Records about charts and figures
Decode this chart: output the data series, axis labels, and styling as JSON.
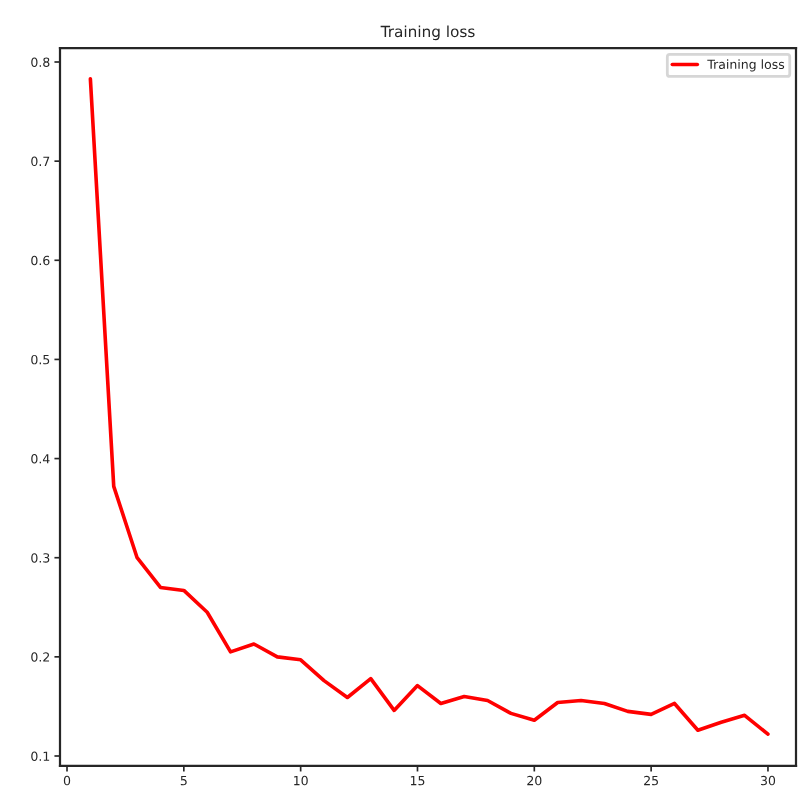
{
  "chart_data": {
    "type": "line",
    "title": "Training loss",
    "x": [
      1,
      2,
      3,
      4,
      5,
      6,
      7,
      8,
      9,
      10,
      11,
      12,
      13,
      14,
      15,
      16,
      17,
      18,
      19,
      20,
      21,
      22,
      23,
      24,
      25,
      26,
      27,
      28,
      29,
      30
    ],
    "series": [
      {
        "name": "Training loss",
        "color": "#ff0000",
        "values": [
          0.783,
          0.372,
          0.3,
          0.27,
          0.267,
          0.245,
          0.205,
          0.213,
          0.2,
          0.197,
          0.176,
          0.159,
          0.178,
          0.146,
          0.171,
          0.153,
          0.16,
          0.156,
          0.143,
          0.136,
          0.154,
          0.156,
          0.153,
          0.145,
          0.142,
          0.153,
          0.126,
          0.134,
          0.141,
          0.122
        ]
      }
    ],
    "xlim": [
      -0.3,
      31.2
    ],
    "xticks": [
      0,
      5,
      10,
      15,
      20,
      25,
      30
    ],
    "ylim": [
      0.09,
      0.814
    ],
    "yticks": [
      0.1,
      0.2,
      0.3,
      0.4,
      0.5,
      0.6,
      0.7,
      0.8
    ],
    "legend": "top right",
    "grid": false
  }
}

| Requirements |
Which lines of the data above contain "series"? Copy each one.

| Exercise answer |
Decode this chart: output the data series, axis labels, and styling as JSON.
    "series": [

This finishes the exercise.